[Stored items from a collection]
** Start **

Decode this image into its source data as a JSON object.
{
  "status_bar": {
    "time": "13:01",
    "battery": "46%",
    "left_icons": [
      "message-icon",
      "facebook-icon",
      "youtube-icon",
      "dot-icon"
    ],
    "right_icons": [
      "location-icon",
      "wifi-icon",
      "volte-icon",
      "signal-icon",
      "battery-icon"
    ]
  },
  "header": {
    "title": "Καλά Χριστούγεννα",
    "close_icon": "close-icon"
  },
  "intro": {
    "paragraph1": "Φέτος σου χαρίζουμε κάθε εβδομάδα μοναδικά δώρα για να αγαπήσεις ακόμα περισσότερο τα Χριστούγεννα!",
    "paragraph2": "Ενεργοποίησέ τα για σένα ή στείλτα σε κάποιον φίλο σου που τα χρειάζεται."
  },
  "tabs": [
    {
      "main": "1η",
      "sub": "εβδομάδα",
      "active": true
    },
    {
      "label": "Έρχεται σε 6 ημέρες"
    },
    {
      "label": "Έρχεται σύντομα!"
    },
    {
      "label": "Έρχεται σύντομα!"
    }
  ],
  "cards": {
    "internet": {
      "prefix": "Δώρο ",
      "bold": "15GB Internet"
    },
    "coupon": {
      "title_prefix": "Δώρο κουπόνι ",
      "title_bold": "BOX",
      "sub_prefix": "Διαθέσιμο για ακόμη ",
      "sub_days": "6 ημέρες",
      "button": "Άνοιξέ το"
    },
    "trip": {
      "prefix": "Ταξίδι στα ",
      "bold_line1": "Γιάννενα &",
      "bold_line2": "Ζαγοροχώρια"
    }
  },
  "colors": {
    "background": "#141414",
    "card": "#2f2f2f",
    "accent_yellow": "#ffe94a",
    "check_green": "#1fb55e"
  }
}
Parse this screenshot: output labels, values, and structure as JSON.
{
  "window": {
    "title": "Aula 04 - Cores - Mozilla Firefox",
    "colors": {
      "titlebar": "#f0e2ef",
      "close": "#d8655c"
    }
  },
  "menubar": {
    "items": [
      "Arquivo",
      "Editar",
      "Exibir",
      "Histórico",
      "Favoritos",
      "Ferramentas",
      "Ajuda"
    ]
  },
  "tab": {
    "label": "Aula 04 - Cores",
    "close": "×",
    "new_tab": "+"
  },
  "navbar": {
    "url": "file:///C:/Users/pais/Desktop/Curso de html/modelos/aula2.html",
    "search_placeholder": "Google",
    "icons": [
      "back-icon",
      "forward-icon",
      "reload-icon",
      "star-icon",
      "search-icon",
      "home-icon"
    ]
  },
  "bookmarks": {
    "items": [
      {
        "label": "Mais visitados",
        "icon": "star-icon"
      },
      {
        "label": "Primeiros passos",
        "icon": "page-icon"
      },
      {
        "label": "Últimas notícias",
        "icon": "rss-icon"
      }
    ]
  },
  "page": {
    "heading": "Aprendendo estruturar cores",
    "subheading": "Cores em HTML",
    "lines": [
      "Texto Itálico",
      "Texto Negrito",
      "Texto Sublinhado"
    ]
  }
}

** End **

• [TASK DETAILS]
Each record above should be restated word for word.

• [CORRECT OUTPUT]
Decode this image into its source data as a JSON object.
{
  "status_bar": {
    "time": "13:01",
    "battery": "46%",
    "left_icons": [
      "message-icon",
      "facebook-icon",
      "youtube-icon",
      "dot-icon"
    ],
    "right_icons": [
      "location-icon",
      "wifi-icon",
      "volte-icon",
      "signal-icon",
      "battery-icon"
    ]
  },
  "header": {
    "title": "Καλά Χριστούγεννα",
    "close_icon": "close-icon"
  },
  "intro": {
    "paragraph1": "Φέτος σου χαρίζουμε κάθε εβδομάδα μοναδικά δώρα για να αγαπήσεις ακόμα περισσότερο τα Χριστούγεννα!",
    "paragraph2": "Ενεργοποίησέ τα για σένα ή στείλτα σε κάποιον φίλο σου που τα χρειάζεται."
  },
  "tabs": [
    {
      "main": "1η",
      "sub": "εβδομάδα",
      "active": true
    },
    {
      "label": "Έρχεται σε 6 ημέρες"
    },
    {
      "label": "Έρχεται σύντομα!"
    },
    {
      "label": "Έρχεται σύντομα!"
    }
  ],
  "cards": {
    "internet": {
      "prefix": "Δώρο ",
      "bold": "15GB Internet"
    },
    "coupon": {
      "title_prefix": "Δώρο κουπόνι ",
      "title_bold": "BOX",
      "sub_prefix": "Διαθέσιμο για ακόμη ",
      "sub_days": "6 ημέρες",
      "button": "Άνοιξέ το"
    },
    "trip": {
      "prefix": "Ταξίδι στα ",
      "bold_line1": "Γιάννενα &",
      "bold_line2": "Ζαγοροχώρια"
    }
  },
  "colors": {
    "background": "#141414",
    "card": "#2f2f2f",
    "accent_yellow": "#ffe94a",
    "check_green": "#1fb55e"
  }
}
Parse this screenshot: output labels, values, and structure as JSON.
{
  "window": {
    "title": "Aula 04 - Cores - Mozilla Firefox",
    "colors": {
      "titlebar": "#f0e2ef",
      "close": "#d8655c"
    }
  },
  "menubar": {
    "items": [
      "Arquivo",
      "Editar",
      "Exibir",
      "Histórico",
      "Favoritos",
      "Ferramentas",
      "Ajuda"
    ]
  },
  "tab": {
    "label": "Aula 04 - Cores",
    "close": "×",
    "new_tab": "+"
  },
  "navbar": {
    "url": "file:///C:/Users/pais/Desktop/Curso de html/modelos/aula2.html",
    "search_placeholder": "Google",
    "icons": [
      "back-icon",
      "forward-icon",
      "reload-icon",
      "star-icon",
      "search-icon",
      "home-icon"
    ]
  },
  "bookmarks": {
    "items": [
      {
        "label": "Mais visitados",
        "icon": "star-icon"
      },
      {
        "label": "Primeiros passos",
        "icon": "page-icon"
      },
      {
        "label": "Últimas notícias",
        "icon": "rss-icon"
      }
    ]
  },
  "page": {
    "heading": "Aprendendo estruturar cores",
    "subheading": "Cores em HTML",
    "lines": [
      "Texto Itálico",
      "Texto Negrito",
      "Texto Sublinhado"
    ]
  }
}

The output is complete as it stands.